In the records below, find each line that contains the word "element" and copy every such line in full.
****************
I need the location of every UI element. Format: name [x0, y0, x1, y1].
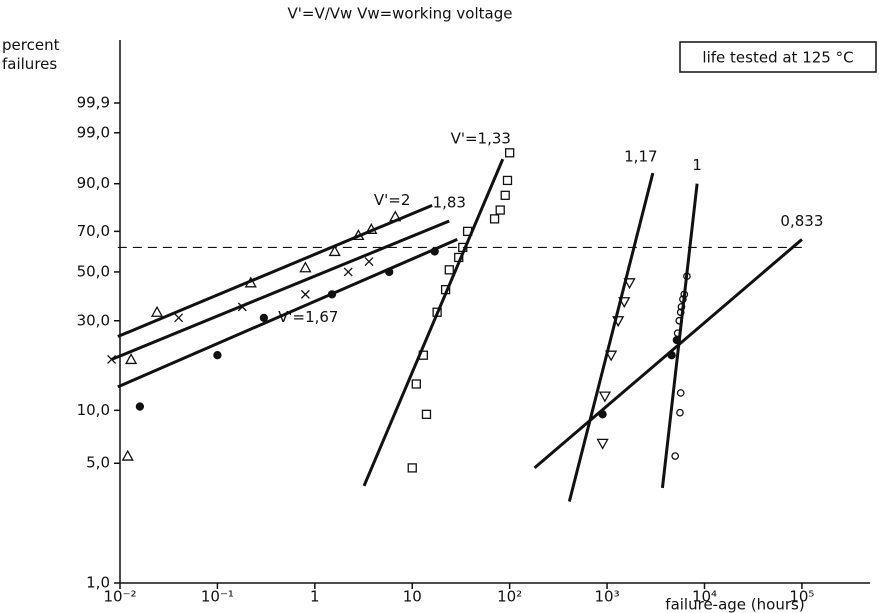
circle-marker: [676, 389, 685, 397]
triangle-marker: [150, 305, 164, 317]
square-marker: [421, 409, 432, 419]
square-marker: [444, 265, 454, 275]
y-axis-label: percent failures: [2, 36, 60, 73]
y-tick-label: 90,0: [77, 174, 110, 192]
y-tick-label: 1,0: [86, 574, 110, 592]
triangle-marker: [124, 353, 138, 365]
dot-marker: [667, 351, 676, 360]
x-tick-label: 10⁴: [692, 588, 717, 606]
triangle-marker: [328, 245, 341, 257]
square-marker: [432, 307, 442, 317]
cross-marker: [107, 354, 117, 364]
dot-marker: [327, 290, 337, 299]
square-marker: [418, 350, 428, 360]
series-label: 1,83: [433, 194, 466, 212]
dot-marker: [259, 313, 269, 322]
square-marker: [495, 205, 505, 215]
triangle-marker: [244, 276, 257, 288]
fit-line: [362, 158, 505, 487]
inverted-triangle-marker: [612, 316, 625, 328]
series-label: V'=2: [374, 191, 411, 209]
fit-line: [111, 219, 450, 361]
series-label: 1,17: [624, 148, 657, 166]
square-marker: [411, 379, 421, 389]
annotation-box: [679, 41, 877, 73]
inverted-triangle-marker: [605, 350, 618, 362]
series-label: V'=1,33: [451, 130, 511, 148]
circle-marker: [677, 303, 686, 311]
y-tick-label: 50,0: [77, 262, 110, 280]
square-marker: [440, 284, 451, 295]
inverted-triangle-marker: [598, 391, 612, 403]
inverted-triangle-marker: [596, 438, 609, 450]
y-tick-label: 99,9: [77, 94, 110, 112]
square-marker: [407, 463, 417, 473]
x-tick-label: 10²: [497, 588, 522, 606]
square-marker: [454, 252, 464, 263]
triangle-marker: [352, 229, 365, 241]
dot-marker: [672, 335, 681, 345]
cross-marker: [364, 257, 374, 266]
y-tick-label: 5,0: [86, 454, 110, 472]
cross-marker: [343, 267, 353, 277]
circle-marker: [683, 272, 691, 281]
x-tick-label: 10⁻²: [103, 588, 136, 606]
annotation: life tested at 125 °C: [702, 49, 853, 67]
circle-marker: [679, 295, 687, 304]
circle-marker: [671, 452, 680, 460]
dot-marker: [385, 267, 394, 277]
circle-marker: [676, 308, 685, 317]
triangle-marker: [121, 449, 134, 461]
x-tick-label: 10: [403, 588, 422, 606]
cross-marker: [174, 313, 184, 323]
square-marker: [489, 214, 500, 224]
x-tick-label: 10⁵: [789, 588, 814, 606]
dot-marker: [598, 410, 607, 419]
square-marker: [458, 242, 468, 253]
y-tick-label: 10,0: [77, 401, 110, 419]
triangle-marker: [299, 261, 312, 273]
square-marker: [500, 190, 510, 200]
dot-marker: [135, 402, 145, 411]
square-marker: [502, 175, 513, 186]
series-label: 1: [692, 156, 702, 174]
y-tick-label: 99,0: [77, 123, 110, 141]
y-tick-label: 30,0: [77, 311, 110, 329]
triangle-marker: [389, 210, 402, 222]
series-label: 0,833: [780, 212, 823, 230]
circle-marker: [675, 316, 684, 325]
dot-marker: [213, 351, 222, 360]
square-marker: [462, 226, 473, 237]
x-tick-label: 10⁻¹: [201, 588, 234, 606]
chart-title: V'=V/Vw Vw=working voltage: [288, 5, 513, 23]
x-tick-label: 1: [310, 588, 320, 606]
cross-marker: [237, 302, 247, 312]
triangle-marker: [365, 222, 378, 234]
fit-line: [567, 172, 655, 502]
fit-line: [117, 203, 433, 338]
inverted-triangle-marker: [618, 297, 631, 309]
fit-line: [117, 238, 458, 389]
x-axis-label: failure-age (hours): [665, 596, 804, 613]
inverted-triangle-marker: [623, 278, 636, 290]
x-tick-label: 10³: [595, 588, 620, 606]
y-tick-label: 70,0: [77, 222, 110, 240]
circle-marker: [680, 290, 689, 299]
square-marker: [505, 148, 515, 158]
series-label: V'=1,67: [278, 308, 338, 326]
dot-marker: [430, 247, 439, 256]
circle-marker: [676, 408, 684, 417]
cross-marker: [300, 289, 310, 299]
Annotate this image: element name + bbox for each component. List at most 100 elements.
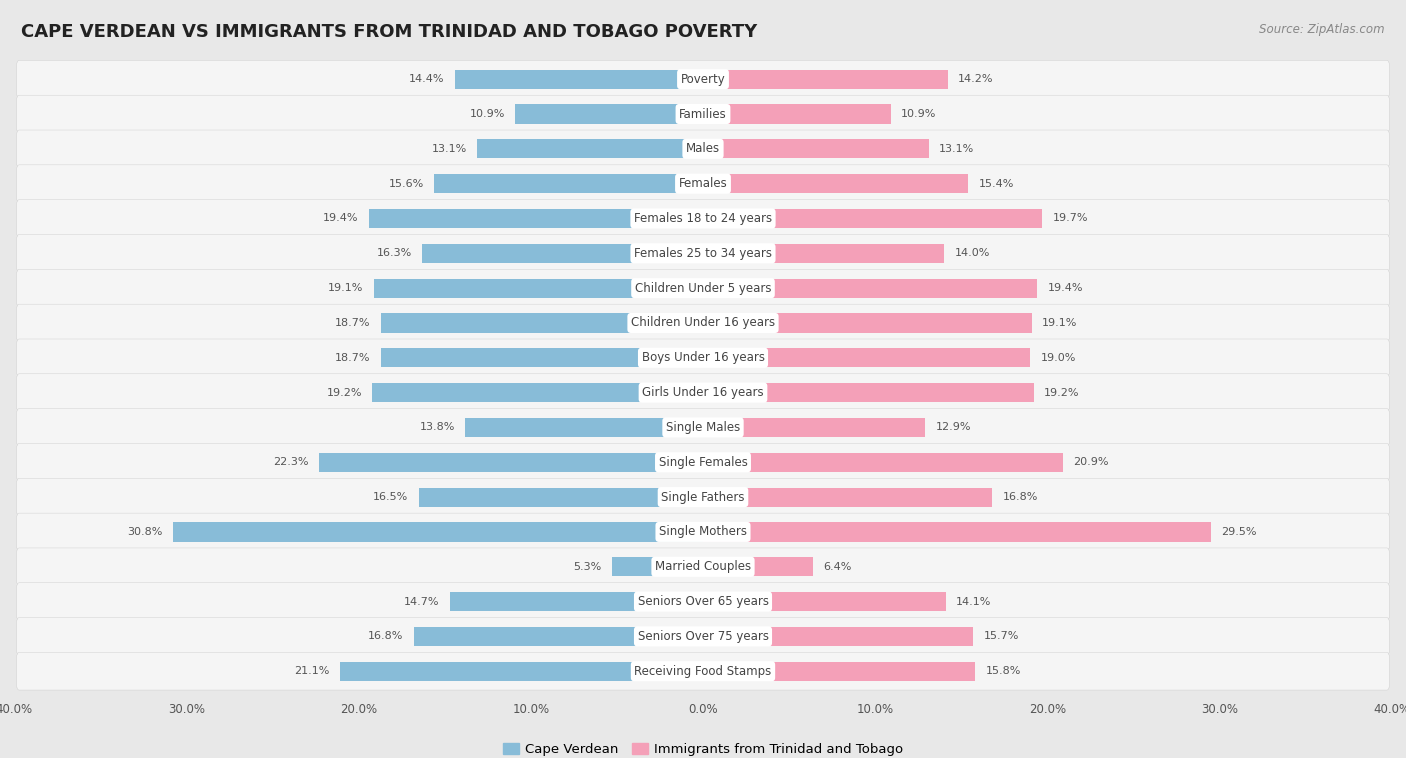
****************
# [Written response]
I need the location of every UI element. Format: name [x0, y0, x1, y1].
Annotate this image: element name + bbox for each component. List at most 100 elements.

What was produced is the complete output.